> PROBLEM STATEMENT
Restate the whole listing word for word. Pictures are left out.

> TASK INPUTS
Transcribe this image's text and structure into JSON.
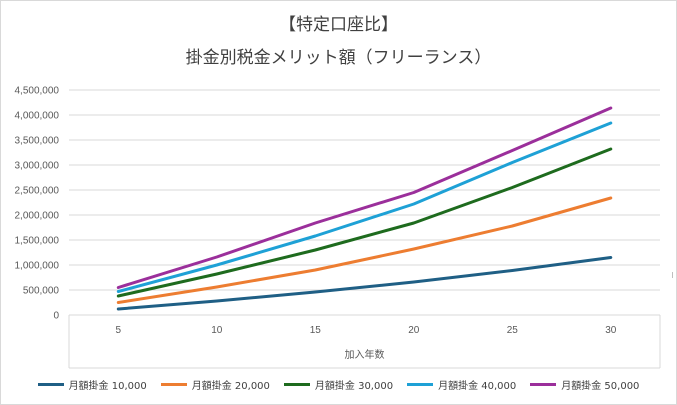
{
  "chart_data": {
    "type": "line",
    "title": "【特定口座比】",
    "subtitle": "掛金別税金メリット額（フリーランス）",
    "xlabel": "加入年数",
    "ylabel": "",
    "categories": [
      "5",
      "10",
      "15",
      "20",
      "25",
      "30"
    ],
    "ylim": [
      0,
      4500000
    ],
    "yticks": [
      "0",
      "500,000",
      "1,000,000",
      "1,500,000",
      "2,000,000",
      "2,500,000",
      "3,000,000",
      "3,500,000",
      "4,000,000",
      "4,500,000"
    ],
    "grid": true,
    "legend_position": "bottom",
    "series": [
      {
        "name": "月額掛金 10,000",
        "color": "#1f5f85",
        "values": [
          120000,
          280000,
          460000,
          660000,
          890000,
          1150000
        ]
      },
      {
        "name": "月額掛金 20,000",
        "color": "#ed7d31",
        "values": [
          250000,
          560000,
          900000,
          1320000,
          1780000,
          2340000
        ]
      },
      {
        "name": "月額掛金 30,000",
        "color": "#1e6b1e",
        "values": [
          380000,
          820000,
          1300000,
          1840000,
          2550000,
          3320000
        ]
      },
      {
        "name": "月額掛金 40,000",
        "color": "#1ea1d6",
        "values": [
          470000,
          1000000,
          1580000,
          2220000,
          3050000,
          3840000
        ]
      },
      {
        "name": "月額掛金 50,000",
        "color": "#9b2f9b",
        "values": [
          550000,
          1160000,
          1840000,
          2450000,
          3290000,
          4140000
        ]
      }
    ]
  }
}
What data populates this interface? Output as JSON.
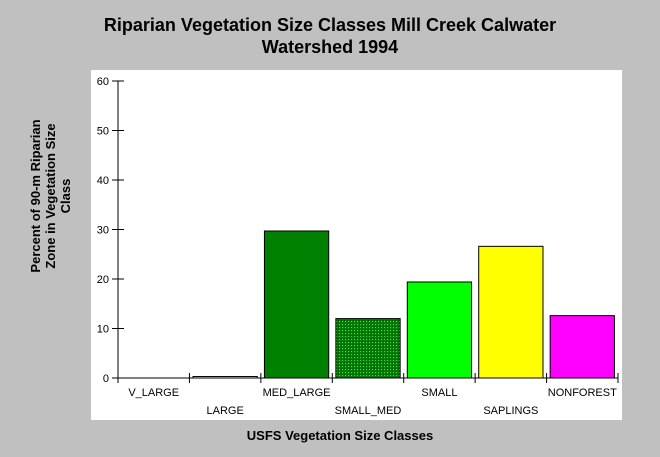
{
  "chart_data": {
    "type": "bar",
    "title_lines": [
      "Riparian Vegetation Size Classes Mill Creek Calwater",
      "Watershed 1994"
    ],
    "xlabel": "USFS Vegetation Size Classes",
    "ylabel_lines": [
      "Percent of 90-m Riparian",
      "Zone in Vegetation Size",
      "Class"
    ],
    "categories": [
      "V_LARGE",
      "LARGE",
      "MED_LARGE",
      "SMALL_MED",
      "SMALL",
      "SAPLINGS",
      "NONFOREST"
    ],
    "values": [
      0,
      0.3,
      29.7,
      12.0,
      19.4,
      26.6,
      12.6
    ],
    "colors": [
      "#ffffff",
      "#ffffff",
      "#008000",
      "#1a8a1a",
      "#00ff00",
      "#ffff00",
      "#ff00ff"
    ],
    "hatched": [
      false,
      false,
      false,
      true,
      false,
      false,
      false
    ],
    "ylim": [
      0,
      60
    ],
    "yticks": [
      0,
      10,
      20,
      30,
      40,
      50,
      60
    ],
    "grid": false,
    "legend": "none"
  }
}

> OUTPUT FOR THIS EXERCISE
Transcribe this image's text and structure into JSON.
{
  "chart_data": {
    "type": "line",
    "title": "【特定口座比】",
    "subtitle": "掛金別税金メリット額（フリーランス）",
    "xlabel": "加入年数",
    "ylabel": "",
    "categories": [
      "5",
      "10",
      "15",
      "20",
      "25",
      "30"
    ],
    "ylim": [
      0,
      4500000
    ],
    "yticks": [
      "0",
      "500,000",
      "1,000,000",
      "1,500,000",
      "2,000,000",
      "2,500,000",
      "3,000,000",
      "3,500,000",
      "4,000,000",
      "4,500,000"
    ],
    "grid": true,
    "legend_position": "bottom",
    "series": [
      {
        "name": "月額掛金 10,000",
        "color": "#1f5f85",
        "values": [
          120000,
          280000,
          460000,
          660000,
          890000,
          1150000
        ]
      },
      {
        "name": "月額掛金 20,000",
        "color": "#ed7d31",
        "values": [
          250000,
          560000,
          900000,
          1320000,
          1780000,
          2340000
        ]
      },
      {
        "name": "月額掛金 30,000",
        "color": "#1e6b1e",
        "values": [
          380000,
          820000,
          1300000,
          1840000,
          2550000,
          3320000
        ]
      },
      {
        "name": "月額掛金 40,000",
        "color": "#1ea1d6",
        "values": [
          470000,
          1000000,
          1580000,
          2220000,
          3050000,
          3840000
        ]
      },
      {
        "name": "月額掛金 50,000",
        "color": "#9b2f9b",
        "values": [
          550000,
          1160000,
          1840000,
          2450000,
          3290000,
          4140000
        ]
      }
    ]
  }
}
What data populates this interface? Output as JSON.
{
  "chart_data": {
    "type": "bar",
    "title_lines": [
      "Riparian Vegetation Size Classes Mill Creek Calwater",
      "Watershed 1994"
    ],
    "xlabel": "USFS Vegetation Size Classes",
    "ylabel_lines": [
      "Percent of 90-m Riparian",
      "Zone in Vegetation Size",
      "Class"
    ],
    "categories": [
      "V_LARGE",
      "LARGE",
      "MED_LARGE",
      "SMALL_MED",
      "SMALL",
      "SAPLINGS",
      "NONFOREST"
    ],
    "values": [
      0,
      0.3,
      29.7,
      12.0,
      19.4,
      26.6,
      12.6
    ],
    "colors": [
      "#ffffff",
      "#ffffff",
      "#008000",
      "#1a8a1a",
      "#00ff00",
      "#ffff00",
      "#ff00ff"
    ],
    "hatched": [
      false,
      false,
      false,
      true,
      false,
      false,
      false
    ],
    "ylim": [
      0,
      60
    ],
    "yticks": [
      0,
      10,
      20,
      30,
      40,
      50,
      60
    ],
    "grid": false,
    "legend": "none"
  }
}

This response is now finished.